[Figure collection entries]

'''

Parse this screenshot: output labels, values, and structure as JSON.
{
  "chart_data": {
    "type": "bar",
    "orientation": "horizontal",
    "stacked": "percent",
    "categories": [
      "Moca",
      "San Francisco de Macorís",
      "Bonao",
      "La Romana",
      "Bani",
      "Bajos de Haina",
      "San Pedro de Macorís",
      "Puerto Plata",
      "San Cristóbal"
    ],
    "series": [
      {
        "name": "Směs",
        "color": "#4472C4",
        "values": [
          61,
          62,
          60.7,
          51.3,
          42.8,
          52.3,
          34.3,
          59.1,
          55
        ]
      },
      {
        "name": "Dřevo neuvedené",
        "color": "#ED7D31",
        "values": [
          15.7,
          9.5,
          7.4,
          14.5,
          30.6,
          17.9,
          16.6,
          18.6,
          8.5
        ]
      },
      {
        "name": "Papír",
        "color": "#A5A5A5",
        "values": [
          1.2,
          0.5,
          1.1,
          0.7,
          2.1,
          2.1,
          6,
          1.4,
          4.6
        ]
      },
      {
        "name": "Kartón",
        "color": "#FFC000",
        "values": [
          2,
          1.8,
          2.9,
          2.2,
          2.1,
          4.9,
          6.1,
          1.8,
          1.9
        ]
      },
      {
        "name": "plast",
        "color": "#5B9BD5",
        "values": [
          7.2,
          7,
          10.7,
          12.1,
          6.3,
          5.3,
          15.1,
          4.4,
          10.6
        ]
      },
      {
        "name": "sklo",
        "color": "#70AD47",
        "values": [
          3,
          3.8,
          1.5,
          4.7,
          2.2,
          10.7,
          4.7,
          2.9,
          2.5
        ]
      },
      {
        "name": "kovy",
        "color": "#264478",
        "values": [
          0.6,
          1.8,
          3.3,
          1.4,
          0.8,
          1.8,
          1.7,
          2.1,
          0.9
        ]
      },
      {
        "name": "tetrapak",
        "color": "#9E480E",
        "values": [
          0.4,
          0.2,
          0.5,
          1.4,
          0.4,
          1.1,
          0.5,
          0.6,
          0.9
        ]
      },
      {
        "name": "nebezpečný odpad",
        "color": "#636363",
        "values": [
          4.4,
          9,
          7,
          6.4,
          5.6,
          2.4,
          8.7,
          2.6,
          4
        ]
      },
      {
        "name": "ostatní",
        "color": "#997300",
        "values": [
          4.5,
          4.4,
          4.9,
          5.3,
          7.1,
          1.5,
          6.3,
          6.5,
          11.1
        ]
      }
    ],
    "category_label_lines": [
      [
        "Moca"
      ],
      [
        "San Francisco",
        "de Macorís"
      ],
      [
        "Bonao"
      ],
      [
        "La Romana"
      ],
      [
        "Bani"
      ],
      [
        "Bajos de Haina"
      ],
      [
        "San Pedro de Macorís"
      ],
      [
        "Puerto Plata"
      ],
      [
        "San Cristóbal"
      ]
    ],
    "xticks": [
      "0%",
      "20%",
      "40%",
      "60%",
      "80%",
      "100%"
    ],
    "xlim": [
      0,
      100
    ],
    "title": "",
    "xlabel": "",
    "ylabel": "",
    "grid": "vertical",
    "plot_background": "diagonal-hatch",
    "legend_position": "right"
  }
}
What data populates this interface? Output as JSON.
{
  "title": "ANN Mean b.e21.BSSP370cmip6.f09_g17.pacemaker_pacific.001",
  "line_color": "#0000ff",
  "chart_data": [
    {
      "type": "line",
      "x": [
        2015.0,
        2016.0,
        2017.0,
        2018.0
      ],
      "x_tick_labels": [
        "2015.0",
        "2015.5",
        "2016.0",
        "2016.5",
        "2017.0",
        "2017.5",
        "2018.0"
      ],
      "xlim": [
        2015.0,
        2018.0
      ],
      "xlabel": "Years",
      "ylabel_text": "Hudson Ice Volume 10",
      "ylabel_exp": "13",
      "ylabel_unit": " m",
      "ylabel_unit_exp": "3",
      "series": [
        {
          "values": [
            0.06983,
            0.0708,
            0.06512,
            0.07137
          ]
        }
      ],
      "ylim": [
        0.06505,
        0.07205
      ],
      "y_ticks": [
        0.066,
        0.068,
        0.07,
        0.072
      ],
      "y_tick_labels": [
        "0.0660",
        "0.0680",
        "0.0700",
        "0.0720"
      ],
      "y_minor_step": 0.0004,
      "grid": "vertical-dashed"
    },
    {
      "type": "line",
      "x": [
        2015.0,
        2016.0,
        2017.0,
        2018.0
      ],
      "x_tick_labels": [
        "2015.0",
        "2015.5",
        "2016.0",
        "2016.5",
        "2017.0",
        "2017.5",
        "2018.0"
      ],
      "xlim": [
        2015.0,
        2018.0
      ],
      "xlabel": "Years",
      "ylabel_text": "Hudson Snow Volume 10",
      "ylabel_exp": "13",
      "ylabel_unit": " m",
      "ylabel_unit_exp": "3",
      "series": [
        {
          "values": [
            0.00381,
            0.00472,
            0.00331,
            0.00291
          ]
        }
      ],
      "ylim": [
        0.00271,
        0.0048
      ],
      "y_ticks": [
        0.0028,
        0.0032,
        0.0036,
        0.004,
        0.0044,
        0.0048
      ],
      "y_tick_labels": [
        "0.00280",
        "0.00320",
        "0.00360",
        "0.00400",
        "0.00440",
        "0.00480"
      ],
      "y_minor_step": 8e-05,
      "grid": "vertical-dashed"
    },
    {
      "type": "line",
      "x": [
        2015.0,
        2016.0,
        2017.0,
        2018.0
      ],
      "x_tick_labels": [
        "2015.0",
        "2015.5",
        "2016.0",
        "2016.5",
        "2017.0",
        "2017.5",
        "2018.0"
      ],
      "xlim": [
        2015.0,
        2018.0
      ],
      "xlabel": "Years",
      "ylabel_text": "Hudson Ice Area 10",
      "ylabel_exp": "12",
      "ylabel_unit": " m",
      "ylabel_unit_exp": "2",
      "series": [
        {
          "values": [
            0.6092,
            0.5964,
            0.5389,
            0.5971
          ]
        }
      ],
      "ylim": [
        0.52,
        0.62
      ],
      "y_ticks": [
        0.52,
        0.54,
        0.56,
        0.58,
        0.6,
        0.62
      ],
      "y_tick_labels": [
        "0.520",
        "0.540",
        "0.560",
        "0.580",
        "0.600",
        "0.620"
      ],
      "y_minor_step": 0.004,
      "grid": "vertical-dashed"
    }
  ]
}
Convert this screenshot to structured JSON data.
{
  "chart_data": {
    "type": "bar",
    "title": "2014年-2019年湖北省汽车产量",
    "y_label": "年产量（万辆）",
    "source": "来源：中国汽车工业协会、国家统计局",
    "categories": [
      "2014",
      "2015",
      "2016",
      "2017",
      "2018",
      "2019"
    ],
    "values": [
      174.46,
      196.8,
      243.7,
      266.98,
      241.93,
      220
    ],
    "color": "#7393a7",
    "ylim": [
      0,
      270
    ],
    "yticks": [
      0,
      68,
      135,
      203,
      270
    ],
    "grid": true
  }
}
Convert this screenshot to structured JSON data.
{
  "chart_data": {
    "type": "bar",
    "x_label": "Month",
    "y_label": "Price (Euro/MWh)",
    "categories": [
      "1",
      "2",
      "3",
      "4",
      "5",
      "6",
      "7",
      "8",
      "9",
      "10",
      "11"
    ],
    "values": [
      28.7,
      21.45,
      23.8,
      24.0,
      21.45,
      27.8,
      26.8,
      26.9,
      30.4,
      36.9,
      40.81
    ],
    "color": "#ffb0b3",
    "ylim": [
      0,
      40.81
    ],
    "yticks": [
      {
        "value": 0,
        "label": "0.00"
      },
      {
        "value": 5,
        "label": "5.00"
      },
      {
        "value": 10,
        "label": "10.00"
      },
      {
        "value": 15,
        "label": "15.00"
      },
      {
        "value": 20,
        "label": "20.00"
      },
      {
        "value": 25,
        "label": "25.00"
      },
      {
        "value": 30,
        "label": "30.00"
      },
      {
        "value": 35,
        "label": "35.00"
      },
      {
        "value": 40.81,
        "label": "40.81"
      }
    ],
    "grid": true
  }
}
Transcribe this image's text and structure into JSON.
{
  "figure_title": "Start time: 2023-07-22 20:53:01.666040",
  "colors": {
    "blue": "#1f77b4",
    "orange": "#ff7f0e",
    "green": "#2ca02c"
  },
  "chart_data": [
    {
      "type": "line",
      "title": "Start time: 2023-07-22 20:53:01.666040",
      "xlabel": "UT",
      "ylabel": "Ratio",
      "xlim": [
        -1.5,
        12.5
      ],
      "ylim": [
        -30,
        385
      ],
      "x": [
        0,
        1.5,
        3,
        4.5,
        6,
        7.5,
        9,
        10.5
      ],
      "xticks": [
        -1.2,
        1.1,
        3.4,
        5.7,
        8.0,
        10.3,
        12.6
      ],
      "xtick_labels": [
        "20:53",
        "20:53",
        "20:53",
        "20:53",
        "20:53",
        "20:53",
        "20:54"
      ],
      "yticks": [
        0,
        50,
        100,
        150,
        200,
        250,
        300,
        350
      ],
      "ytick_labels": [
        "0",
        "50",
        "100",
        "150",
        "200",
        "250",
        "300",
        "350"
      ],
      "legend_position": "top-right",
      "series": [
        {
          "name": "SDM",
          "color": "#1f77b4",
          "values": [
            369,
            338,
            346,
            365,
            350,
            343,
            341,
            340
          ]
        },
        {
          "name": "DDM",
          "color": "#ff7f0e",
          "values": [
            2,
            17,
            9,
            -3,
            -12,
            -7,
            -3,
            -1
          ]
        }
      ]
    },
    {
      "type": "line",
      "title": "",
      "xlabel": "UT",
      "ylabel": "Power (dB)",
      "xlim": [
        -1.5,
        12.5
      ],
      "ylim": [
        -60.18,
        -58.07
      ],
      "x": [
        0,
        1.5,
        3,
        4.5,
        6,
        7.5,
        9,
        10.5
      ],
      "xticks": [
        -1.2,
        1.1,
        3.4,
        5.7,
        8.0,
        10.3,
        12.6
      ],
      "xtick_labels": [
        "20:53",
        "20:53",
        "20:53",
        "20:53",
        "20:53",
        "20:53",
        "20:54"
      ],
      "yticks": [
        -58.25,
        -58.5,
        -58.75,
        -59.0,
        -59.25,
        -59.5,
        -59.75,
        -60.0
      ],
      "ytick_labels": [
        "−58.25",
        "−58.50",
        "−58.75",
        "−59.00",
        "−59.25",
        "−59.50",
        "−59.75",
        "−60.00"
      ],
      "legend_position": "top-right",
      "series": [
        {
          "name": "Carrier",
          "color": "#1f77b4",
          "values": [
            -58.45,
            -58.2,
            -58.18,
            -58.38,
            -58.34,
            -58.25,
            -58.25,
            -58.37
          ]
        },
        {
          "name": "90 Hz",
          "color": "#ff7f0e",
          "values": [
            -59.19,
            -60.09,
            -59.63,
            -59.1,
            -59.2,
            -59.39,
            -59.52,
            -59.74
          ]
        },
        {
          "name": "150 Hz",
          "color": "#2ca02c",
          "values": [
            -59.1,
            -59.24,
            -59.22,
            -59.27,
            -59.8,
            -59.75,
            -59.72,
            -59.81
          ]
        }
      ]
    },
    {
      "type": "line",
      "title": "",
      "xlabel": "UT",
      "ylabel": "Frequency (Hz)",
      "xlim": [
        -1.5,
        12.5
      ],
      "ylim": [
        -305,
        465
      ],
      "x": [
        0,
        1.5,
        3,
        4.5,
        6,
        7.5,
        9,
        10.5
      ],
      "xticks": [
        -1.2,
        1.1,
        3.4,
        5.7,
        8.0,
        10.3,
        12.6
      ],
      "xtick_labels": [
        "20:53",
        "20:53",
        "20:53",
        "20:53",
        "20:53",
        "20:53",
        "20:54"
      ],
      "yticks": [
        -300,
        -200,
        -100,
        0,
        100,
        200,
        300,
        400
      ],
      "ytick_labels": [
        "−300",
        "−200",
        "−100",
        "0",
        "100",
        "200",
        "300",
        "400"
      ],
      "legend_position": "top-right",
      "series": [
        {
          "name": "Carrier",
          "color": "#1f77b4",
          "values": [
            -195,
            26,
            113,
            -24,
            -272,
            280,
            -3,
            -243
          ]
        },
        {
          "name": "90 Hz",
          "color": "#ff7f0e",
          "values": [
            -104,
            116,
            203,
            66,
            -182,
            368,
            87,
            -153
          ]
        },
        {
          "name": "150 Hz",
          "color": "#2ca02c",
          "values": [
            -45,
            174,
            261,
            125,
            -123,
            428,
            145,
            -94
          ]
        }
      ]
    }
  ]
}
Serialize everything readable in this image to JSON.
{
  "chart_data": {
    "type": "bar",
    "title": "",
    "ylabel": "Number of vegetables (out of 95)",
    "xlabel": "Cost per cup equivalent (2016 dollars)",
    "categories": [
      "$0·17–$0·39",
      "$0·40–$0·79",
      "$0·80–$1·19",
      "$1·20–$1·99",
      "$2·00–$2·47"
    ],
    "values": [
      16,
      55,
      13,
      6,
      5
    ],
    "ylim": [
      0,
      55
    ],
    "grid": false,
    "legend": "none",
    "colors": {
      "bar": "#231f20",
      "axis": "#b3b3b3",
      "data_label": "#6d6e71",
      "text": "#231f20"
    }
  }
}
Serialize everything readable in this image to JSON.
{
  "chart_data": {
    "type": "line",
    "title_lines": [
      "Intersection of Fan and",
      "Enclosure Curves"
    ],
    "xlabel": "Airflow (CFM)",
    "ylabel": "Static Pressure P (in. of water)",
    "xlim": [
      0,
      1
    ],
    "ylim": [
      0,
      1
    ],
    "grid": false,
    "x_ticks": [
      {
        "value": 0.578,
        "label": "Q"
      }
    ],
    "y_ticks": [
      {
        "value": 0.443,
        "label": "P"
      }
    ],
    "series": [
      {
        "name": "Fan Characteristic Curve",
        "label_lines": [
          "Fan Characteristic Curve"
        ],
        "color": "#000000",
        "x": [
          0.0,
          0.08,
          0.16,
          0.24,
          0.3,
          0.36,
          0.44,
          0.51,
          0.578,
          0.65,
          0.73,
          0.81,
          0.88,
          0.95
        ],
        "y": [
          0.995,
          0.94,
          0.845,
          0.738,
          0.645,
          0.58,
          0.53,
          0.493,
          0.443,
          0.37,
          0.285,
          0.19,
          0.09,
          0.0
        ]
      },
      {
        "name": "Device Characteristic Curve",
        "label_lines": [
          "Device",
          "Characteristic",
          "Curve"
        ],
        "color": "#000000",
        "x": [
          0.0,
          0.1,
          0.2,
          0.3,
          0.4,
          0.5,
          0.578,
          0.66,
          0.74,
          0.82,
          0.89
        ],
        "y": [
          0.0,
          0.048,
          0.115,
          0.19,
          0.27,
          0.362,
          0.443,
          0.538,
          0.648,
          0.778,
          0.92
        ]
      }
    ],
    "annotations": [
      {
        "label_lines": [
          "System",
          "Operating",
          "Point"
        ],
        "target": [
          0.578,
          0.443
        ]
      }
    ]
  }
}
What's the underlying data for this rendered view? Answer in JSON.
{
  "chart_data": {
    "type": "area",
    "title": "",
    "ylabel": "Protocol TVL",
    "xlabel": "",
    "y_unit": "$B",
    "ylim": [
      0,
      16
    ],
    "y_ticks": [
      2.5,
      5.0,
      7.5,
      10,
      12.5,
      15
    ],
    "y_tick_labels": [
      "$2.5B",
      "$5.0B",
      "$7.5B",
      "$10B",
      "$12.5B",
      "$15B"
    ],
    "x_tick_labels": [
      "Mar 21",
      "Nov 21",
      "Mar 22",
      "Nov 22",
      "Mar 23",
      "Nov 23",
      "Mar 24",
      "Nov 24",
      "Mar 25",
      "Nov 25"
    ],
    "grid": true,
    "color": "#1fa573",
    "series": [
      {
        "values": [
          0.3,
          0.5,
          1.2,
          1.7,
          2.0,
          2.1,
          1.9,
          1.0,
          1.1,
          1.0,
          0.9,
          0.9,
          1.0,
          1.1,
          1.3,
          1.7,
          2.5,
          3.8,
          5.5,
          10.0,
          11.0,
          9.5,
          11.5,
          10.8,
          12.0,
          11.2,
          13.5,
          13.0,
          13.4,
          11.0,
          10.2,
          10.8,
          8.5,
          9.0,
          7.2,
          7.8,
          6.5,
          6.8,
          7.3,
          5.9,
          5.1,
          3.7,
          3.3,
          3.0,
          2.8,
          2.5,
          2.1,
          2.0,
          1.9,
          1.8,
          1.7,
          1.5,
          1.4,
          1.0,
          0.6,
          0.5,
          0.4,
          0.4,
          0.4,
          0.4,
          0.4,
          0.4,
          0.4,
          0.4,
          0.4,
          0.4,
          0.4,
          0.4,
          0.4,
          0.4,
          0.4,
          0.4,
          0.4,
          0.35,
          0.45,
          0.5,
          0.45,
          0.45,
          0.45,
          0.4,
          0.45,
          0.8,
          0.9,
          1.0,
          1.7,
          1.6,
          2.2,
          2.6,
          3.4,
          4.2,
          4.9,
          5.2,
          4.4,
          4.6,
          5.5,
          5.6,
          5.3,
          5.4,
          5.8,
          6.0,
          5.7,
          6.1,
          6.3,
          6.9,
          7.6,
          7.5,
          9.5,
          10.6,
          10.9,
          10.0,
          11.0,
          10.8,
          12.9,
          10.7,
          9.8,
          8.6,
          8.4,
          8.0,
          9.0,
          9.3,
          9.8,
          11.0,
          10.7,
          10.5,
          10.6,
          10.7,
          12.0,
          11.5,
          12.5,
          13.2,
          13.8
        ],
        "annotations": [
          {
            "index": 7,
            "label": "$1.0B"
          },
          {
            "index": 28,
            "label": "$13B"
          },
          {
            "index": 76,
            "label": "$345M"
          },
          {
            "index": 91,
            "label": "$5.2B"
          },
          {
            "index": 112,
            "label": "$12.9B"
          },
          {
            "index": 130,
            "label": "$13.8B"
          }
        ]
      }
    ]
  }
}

'''

EXERCISE GOAL | All lines of the data above that include the word "What" must be shown.

EXERCISE RESULT |
What data populates this interface? Output as JSON.
What's the underlying data for this rendered view? Answer in JSON.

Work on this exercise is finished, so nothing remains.